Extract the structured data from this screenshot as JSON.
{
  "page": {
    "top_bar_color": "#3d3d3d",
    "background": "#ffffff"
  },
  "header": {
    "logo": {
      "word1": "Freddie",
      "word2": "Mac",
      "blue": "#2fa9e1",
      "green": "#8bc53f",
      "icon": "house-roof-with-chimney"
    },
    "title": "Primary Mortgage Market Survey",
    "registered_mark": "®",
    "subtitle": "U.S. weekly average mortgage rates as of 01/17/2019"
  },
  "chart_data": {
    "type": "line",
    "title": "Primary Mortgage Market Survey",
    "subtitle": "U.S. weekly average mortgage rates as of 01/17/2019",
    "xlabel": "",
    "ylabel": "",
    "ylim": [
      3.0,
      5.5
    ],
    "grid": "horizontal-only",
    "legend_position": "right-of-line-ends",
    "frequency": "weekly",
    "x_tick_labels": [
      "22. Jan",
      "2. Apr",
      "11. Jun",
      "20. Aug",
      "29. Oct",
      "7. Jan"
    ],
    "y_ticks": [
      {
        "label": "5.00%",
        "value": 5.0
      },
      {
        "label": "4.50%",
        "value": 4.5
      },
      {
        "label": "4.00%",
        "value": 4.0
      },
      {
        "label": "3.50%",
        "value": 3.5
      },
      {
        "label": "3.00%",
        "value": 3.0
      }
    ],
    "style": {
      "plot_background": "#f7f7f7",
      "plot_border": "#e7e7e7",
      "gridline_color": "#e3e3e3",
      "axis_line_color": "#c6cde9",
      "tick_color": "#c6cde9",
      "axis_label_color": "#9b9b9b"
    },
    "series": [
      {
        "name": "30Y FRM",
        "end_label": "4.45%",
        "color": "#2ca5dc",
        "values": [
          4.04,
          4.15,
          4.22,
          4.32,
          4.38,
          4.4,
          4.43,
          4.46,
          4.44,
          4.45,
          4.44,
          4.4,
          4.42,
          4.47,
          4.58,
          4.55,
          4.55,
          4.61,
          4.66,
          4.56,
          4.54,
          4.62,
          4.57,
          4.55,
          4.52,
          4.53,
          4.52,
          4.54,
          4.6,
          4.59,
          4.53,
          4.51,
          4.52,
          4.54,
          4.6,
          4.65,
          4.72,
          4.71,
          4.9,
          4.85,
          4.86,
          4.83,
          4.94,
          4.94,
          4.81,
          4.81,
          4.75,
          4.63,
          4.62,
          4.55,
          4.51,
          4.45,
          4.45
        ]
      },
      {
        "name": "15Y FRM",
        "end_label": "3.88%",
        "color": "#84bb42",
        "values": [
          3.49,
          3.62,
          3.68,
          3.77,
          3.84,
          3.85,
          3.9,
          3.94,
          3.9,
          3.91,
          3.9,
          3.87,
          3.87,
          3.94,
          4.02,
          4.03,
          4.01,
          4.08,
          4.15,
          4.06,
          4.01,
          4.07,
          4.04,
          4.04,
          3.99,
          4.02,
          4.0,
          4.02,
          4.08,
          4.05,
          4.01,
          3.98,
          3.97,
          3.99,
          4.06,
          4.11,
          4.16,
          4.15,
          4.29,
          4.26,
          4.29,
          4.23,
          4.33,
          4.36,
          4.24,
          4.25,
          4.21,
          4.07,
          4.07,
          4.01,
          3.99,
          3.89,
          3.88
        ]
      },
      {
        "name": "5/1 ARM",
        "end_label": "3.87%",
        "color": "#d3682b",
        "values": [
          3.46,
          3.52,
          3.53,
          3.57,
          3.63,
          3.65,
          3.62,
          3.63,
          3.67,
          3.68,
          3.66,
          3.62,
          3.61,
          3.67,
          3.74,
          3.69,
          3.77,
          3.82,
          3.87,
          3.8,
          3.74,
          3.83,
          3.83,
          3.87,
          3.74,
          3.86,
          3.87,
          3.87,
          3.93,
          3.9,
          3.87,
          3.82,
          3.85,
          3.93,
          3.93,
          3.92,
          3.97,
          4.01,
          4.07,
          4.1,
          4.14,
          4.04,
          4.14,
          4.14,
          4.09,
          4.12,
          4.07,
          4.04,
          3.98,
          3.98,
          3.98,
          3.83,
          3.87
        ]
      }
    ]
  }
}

**Written request**.
Track down all lines above with the string "rates" and copy them.

**Answer**.
    "subtitle": "U.S. weekly average mortgage rates as of 01/17/2019"
    "subtitle": "U.S. weekly average mortgage rates as of 01/17/2019",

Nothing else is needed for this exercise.